Stored data
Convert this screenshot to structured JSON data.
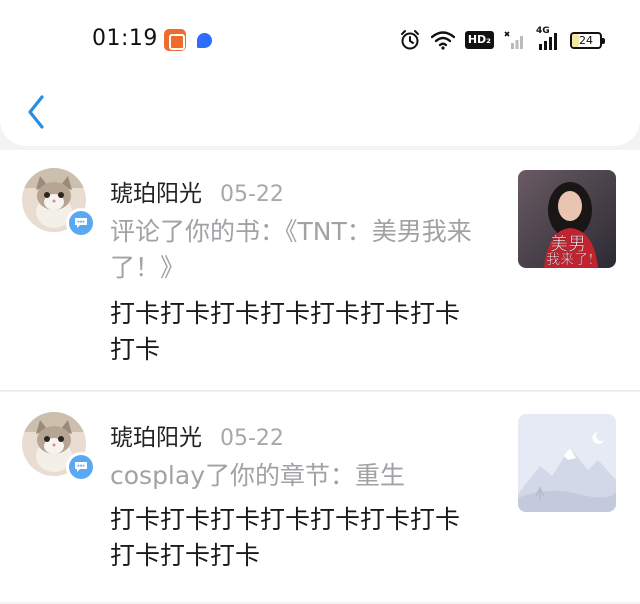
{
  "status_bar": {
    "time": "01:19",
    "hd_label": "HD₂",
    "network_label": "4G",
    "battery_level": "24"
  },
  "nav": {
    "back_icon": "chevron-left-icon"
  },
  "notifications": [
    {
      "username": "琥珀阳光",
      "date": "05-22",
      "action": "评论了你的书：《TNT：美男我来了！》",
      "content": "打卡打卡打卡打卡打卡打卡打卡打卡",
      "thumb_text": "美男我来了!"
    },
    {
      "username": "琥珀阳光",
      "date": "05-22",
      "action": "cosplay了你的章节：重生",
      "content": "打卡打卡打卡打卡打卡打卡打卡打卡打卡打卡"
    }
  ],
  "colors": {
    "accent": "#2a8fe0",
    "badge": "#5aa8f2",
    "muted_text": "#a2a2a6"
  }
}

● **STATED EXERCISE**
Copy the material shown above in full and exactly. Skip the pictures.

● **THE REPLY**
Convert this screenshot to structured JSON data.
{
  "status_bar": {
    "time": "01:19",
    "hd_label": "HD₂",
    "network_label": "4G",
    "battery_level": "24"
  },
  "nav": {
    "back_icon": "chevron-left-icon"
  },
  "notifications": [
    {
      "username": "琥珀阳光",
      "date": "05-22",
      "action": "评论了你的书：《TNT：美男我来了！》",
      "content": "打卡打卡打卡打卡打卡打卡打卡打卡",
      "thumb_text": "美男我来了!"
    },
    {
      "username": "琥珀阳光",
      "date": "05-22",
      "action": "cosplay了你的章节：重生",
      "content": "打卡打卡打卡打卡打卡打卡打卡打卡打卡打卡"
    }
  ],
  "colors": {
    "accent": "#2a8fe0",
    "badge": "#5aa8f2",
    "muted_text": "#a2a2a6"
  }
}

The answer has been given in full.